Give only the number of lines in these records that contain the word "content".
============
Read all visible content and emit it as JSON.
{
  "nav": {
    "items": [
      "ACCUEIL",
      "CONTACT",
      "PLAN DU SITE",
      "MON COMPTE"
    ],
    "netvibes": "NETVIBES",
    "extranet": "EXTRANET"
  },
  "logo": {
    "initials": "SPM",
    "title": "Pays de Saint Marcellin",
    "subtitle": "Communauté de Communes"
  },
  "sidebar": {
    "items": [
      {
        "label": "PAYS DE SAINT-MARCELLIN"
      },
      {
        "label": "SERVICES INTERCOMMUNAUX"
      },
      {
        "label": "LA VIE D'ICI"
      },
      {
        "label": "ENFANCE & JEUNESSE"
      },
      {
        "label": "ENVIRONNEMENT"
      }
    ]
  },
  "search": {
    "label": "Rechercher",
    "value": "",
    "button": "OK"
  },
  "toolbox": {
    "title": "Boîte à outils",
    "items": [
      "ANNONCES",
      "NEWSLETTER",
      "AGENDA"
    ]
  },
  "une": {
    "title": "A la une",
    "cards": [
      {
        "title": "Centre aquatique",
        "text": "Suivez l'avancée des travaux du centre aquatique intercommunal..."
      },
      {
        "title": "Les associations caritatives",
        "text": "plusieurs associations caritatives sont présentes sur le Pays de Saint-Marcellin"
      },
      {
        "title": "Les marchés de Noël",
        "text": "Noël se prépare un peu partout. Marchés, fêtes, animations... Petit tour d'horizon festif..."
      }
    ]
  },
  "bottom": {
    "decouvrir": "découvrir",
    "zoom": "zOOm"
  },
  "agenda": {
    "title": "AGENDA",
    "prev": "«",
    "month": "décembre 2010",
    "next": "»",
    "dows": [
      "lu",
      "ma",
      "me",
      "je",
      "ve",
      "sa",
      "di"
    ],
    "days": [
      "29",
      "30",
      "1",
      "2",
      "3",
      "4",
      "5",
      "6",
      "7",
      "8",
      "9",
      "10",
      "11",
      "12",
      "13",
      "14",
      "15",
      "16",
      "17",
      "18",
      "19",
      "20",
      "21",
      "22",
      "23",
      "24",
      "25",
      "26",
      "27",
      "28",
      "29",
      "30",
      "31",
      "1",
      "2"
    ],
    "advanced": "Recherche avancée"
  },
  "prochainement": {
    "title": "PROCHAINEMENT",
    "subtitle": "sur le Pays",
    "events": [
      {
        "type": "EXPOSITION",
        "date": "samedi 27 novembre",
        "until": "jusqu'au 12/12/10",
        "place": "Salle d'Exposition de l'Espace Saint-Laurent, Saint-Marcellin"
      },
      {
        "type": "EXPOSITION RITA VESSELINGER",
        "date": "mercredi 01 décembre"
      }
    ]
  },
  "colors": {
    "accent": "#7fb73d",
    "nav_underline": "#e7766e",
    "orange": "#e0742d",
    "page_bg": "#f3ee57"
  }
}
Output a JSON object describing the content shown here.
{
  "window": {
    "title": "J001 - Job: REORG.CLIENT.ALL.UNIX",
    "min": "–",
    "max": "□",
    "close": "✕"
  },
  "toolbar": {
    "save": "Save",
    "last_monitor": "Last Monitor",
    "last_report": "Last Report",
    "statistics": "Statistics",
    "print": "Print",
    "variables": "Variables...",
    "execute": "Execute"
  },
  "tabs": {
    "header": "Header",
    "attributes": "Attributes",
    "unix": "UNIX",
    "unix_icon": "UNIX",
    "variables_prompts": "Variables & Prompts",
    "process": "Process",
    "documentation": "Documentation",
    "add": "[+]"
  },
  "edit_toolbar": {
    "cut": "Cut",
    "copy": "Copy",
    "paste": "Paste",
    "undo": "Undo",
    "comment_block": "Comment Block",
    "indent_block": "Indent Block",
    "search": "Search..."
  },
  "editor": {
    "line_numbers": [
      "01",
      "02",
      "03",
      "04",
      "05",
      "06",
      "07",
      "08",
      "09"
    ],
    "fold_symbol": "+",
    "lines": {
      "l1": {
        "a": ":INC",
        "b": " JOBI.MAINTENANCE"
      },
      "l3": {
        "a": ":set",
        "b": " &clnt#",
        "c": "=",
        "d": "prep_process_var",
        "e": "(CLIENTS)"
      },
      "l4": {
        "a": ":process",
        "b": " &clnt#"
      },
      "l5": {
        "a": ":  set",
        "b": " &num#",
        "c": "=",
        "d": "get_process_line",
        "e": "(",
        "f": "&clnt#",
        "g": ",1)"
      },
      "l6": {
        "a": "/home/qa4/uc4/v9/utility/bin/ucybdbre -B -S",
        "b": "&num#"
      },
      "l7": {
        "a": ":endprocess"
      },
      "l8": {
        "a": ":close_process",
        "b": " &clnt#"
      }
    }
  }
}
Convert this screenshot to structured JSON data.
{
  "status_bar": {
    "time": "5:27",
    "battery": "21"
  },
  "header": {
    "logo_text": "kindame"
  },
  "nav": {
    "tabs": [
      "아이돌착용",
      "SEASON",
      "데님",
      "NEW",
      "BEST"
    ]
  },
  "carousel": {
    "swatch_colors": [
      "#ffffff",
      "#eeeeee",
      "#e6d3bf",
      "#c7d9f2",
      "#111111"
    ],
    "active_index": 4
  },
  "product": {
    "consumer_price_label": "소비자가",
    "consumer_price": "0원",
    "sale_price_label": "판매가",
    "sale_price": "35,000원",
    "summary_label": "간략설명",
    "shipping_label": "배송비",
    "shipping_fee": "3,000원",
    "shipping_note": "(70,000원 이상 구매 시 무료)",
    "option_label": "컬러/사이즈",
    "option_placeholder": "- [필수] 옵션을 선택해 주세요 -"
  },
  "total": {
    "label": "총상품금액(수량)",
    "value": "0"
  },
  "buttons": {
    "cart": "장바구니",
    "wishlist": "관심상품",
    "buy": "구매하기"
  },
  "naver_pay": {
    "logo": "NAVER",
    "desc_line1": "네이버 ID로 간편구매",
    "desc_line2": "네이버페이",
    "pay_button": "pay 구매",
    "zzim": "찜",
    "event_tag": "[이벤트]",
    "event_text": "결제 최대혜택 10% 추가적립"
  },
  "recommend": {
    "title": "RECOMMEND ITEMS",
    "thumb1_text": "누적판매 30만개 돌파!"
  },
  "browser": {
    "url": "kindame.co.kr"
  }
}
============
§ **Completed exercise**: 2